## Directions for this task
Please return the full listing below without altering anything.

## Input rows
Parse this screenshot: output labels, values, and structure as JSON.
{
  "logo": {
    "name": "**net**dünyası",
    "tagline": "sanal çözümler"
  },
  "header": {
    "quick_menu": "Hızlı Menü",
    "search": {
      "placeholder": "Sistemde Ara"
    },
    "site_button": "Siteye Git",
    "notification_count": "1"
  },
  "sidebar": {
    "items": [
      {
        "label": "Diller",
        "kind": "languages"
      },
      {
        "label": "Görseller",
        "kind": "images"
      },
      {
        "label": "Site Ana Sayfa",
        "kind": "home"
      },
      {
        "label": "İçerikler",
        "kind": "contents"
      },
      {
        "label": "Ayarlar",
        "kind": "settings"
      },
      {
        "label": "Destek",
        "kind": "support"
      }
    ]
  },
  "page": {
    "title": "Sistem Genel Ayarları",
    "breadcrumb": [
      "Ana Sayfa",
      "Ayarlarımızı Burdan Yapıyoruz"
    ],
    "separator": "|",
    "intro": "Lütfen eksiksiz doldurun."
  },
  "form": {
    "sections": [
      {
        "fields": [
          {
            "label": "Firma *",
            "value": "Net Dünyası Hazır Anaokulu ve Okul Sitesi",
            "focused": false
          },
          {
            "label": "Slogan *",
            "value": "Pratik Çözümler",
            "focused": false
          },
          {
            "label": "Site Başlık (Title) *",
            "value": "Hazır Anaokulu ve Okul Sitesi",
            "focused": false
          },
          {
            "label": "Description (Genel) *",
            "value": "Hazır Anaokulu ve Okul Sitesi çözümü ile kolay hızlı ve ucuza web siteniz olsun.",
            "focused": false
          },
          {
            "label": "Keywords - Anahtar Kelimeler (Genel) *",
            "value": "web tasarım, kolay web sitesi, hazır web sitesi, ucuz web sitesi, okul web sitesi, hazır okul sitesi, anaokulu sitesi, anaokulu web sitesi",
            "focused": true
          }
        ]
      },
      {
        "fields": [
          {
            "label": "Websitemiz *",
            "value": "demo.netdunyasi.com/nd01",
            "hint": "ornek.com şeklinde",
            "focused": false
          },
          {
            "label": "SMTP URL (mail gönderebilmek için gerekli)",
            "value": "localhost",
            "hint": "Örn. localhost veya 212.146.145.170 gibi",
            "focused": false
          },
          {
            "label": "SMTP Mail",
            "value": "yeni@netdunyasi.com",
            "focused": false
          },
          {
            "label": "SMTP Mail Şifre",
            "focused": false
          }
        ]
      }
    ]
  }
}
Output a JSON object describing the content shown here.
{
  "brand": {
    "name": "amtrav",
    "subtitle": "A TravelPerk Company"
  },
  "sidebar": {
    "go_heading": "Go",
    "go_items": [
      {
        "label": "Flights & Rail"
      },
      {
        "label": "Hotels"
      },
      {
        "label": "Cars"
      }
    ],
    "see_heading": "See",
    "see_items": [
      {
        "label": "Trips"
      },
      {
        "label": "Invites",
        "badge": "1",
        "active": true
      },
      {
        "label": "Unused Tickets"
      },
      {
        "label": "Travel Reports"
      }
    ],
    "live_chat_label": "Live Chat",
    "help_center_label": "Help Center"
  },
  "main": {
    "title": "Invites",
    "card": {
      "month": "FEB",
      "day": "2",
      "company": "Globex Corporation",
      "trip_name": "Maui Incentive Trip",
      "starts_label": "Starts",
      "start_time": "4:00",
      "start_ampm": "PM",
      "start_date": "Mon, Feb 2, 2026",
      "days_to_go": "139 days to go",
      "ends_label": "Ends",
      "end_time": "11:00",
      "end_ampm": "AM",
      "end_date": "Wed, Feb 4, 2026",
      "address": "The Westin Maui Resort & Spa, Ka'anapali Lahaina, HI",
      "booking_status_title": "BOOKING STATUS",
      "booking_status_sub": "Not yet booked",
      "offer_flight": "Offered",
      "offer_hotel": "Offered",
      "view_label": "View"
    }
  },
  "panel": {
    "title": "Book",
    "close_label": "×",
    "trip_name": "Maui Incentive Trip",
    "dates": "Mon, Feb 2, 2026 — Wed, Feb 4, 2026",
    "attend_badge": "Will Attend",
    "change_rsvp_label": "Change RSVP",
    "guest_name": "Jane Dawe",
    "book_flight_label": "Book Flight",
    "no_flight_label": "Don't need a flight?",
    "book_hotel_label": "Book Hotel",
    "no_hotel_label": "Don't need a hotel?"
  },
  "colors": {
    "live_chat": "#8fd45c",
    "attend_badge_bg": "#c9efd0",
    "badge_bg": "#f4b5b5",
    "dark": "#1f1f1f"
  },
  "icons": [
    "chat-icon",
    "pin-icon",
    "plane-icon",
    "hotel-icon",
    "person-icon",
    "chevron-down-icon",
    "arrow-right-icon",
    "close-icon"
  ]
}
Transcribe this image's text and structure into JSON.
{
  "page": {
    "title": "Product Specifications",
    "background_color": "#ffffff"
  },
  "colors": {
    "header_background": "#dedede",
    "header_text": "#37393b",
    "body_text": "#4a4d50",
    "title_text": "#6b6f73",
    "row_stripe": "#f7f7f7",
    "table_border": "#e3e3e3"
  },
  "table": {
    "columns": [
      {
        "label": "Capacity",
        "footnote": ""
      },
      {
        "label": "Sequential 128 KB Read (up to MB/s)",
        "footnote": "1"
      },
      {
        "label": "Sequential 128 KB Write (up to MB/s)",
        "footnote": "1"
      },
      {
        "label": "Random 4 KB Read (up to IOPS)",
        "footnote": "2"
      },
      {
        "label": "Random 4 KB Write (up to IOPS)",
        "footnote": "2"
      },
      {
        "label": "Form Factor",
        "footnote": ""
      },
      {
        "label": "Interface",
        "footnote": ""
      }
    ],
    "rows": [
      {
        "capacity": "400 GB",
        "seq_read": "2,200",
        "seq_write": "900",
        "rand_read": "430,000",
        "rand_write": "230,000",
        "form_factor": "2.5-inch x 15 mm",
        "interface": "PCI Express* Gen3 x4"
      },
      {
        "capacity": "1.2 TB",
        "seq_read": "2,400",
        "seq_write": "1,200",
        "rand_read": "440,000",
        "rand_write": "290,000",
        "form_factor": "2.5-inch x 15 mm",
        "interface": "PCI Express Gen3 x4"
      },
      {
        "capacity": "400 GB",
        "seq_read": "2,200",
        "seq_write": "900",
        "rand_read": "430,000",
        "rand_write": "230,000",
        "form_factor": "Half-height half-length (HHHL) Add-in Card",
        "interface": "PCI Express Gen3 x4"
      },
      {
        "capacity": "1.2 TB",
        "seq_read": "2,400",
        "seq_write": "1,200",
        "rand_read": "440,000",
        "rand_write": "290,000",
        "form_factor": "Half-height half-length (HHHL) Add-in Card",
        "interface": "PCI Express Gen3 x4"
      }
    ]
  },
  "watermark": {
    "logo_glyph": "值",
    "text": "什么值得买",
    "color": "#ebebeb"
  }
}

## Exercise response
Parse this screenshot: output labels, values, and structure as JSON.
{
  "logo": {
    "name": "**net**dünyası",
    "tagline": "sanal çözümler"
  },
  "header": {
    "quick_menu": "Hızlı Menü",
    "search": {
      "placeholder": "Sistemde Ara"
    },
    "site_button": "Siteye Git",
    "notification_count": "1"
  },
  "sidebar": {
    "items": [
      {
        "label": "Diller",
        "kind": "languages"
      },
      {
        "label": "Görseller",
        "kind": "images"
      },
      {
        "label": "Site Ana Sayfa",
        "kind": "home"
      },
      {
        "label": "İçerikler",
        "kind": "contents"
      },
      {
        "label": "Ayarlar",
        "kind": "settings"
      },
      {
        "label": "Destek",
        "kind": "support"
      }
    ]
  },
  "page": {
    "title": "Sistem Genel Ayarları",
    "breadcrumb": [
      "Ana Sayfa",
      "Ayarlarımızı Burdan Yapıyoruz"
    ],
    "separator": "|",
    "intro": "Lütfen eksiksiz doldurun."
  },
  "form": {
    "sections": [
      {
        "fields": [
          {
            "label": "Firma *",
            "value": "Net Dünyası Hazır Anaokulu ve Okul Sitesi",
            "focused": false
          },
          {
            "label": "Slogan *",
            "value": "Pratik Çözümler",
            "focused": false
          },
          {
            "label": "Site Başlık (Title) *",
            "value": "Hazır Anaokulu ve Okul Sitesi",
            "focused": false
          },
          {
            "label": "Description (Genel) *",
            "value": "Hazır Anaokulu ve Okul Sitesi çözümü ile kolay hızlı ve ucuza web siteniz olsun.",
            "focused": false
          },
          {
            "label": "Keywords - Anahtar Kelimeler (Genel) *",
            "value": "web tasarım, kolay web sitesi, hazır web sitesi, ucuz web sitesi, okul web sitesi, hazır okul sitesi, anaokulu sitesi, anaokulu web sitesi",
            "focused": true
          }
        ]
      },
      {
        "fields": [
          {
            "label": "Websitemiz *",
            "value": "demo.netdunyasi.com/nd01",
            "hint": "ornek.com şeklinde",
            "focused": false
          },
          {
            "label": "SMTP URL (mail gönderebilmek için gerekli)",
            "value": "localhost",
            "hint": "Örn. localhost veya 212.146.145.170 gibi",
            "focused": false
          },
          {
            "label": "SMTP Mail",
            "value": "yeni@netdunyasi.com",
            "focused": false
          },
          {
            "label": "SMTP Mail Şifre",
            "focused": false
          }
        ]
      }
    ]
  }
}
Output a JSON object describing the content shown here.
{
  "brand": {
    "name": "amtrav",
    "subtitle": "A TravelPerk Company"
  },
  "sidebar": {
    "go_heading": "Go",
    "go_items": [
      {
        "label": "Flights & Rail"
      },
      {
        "label": "Hotels"
      },
      {
        "label": "Cars"
      }
    ],
    "see_heading": "See",
    "see_items": [
      {
        "label": "Trips"
      },
      {
        "label": "Invites",
        "badge": "1",
        "active": true
      },
      {
        "label": "Unused Tickets"
      },
      {
        "label": "Travel Reports"
      }
    ],
    "live_chat_label": "Live Chat",
    "help_center_label": "Help Center"
  },
  "main": {
    "title": "Invites",
    "card": {
      "month": "FEB",
      "day": "2",
      "company": "Globex Corporation",
      "trip_name": "Maui Incentive Trip",
      "starts_label": "Starts",
      "start_time": "4:00",
      "start_ampm": "PM",
      "start_date": "Mon, Feb 2, 2026",
      "days_to_go": "139 days to go",
      "ends_label": "Ends",
      "end_time": "11:00",
      "end_ampm": "AM",
      "end_date": "Wed, Feb 4, 2026",
      "address": "The Westin Maui Resort & Spa, Ka'anapali Lahaina, HI",
      "booking_status_title": "BOOKING STATUS",
      "booking_status_sub": "Not yet booked",
      "offer_flight": "Offered",
      "offer_hotel": "Offered",
      "view_label": "View"
    }
  },
  "panel": {
    "title": "Book",
    "close_label": "×",
    "trip_name": "Maui Incentive Trip",
    "dates": "Mon, Feb 2, 2026 — Wed, Feb 4, 2026",
    "attend_badge": "Will Attend",
    "change_rsvp_label": "Change RSVP",
    "guest_name": "Jane Dawe",
    "book_flight_label": "Book Flight",
    "no_flight_label": "Don't need a flight?",
    "book_hotel_label": "Book Hotel",
    "no_hotel_label": "Don't need a hotel?"
  },
  "colors": {
    "live_chat": "#8fd45c",
    "attend_badge_bg": "#c9efd0",
    "badge_bg": "#f4b5b5",
    "dark": "#1f1f1f"
  },
  "icons": [
    "chat-icon",
    "pin-icon",
    "plane-icon",
    "hotel-icon",
    "person-icon",
    "chevron-down-icon",
    "arrow-right-icon",
    "close-icon"
  ]
}
Transcribe this image's text and structure into JSON.
{
  "page": {
    "title": "Product Specifications",
    "background_color": "#ffffff"
  },
  "colors": {
    "header_background": "#dedede",
    "header_text": "#37393b",
    "body_text": "#4a4d50",
    "title_text": "#6b6f73",
    "row_stripe": "#f7f7f7",
    "table_border": "#e3e3e3"
  },
  "table": {
    "columns": [
      {
        "label": "Capacity",
        "footnote": ""
      },
      {
        "label": "Sequential 128 KB Read (up to MB/s)",
        "footnote": "1"
      },
      {
        "label": "Sequential 128 KB Write (up to MB/s)",
        "footnote": "1"
      },
      {
        "label": "Random 4 KB Read (up to IOPS)",
        "footnote": "2"
      },
      {
        "label": "Random 4 KB Write (up to IOPS)",
        "footnote": "2"
      },
      {
        "label": "Form Factor",
        "footnote": ""
      },
      {
        "label": "Interface",
        "footnote": ""
      }
    ],
    "rows": [
      {
        "capacity": "400 GB",
        "seq_read": "2,200",
        "seq_write": "900",
        "rand_read": "430,000",
        "rand_write": "230,000",
        "form_factor": "2.5-inch x 15 mm",
        "interface": "PCI Express* Gen3 x4"
      },
      {
        "capacity": "1.2 TB",
        "seq_read": "2,400",
        "seq_write": "1,200",
        "rand_read": "440,000",
        "rand_write": "290,000",
        "form_factor": "2.5-inch x 15 mm",
        "interface": "PCI Express Gen3 x4"
      },
      {
        "capacity": "400 GB",
        "seq_read": "2,200",
        "seq_write": "900",
        "rand_read": "430,000",
        "rand_write": "230,000",
        "form_factor": "Half-height half-length (HHHL) Add-in Card",
        "interface": "PCI Express Gen3 x4"
      },
      {
        "capacity": "1.2 TB",
        "seq_read": "2,400",
        "seq_write": "1,200",
        "rand_read": "440,000",
        "rand_write": "290,000",
        "form_factor": "Half-height half-length (HHHL) Add-in Card",
        "interface": "PCI Express Gen3 x4"
      }
    ]
  },
  "watermark": {
    "logo_glyph": "值",
    "text": "什么值得买",
    "color": "#ebebeb"
  }
}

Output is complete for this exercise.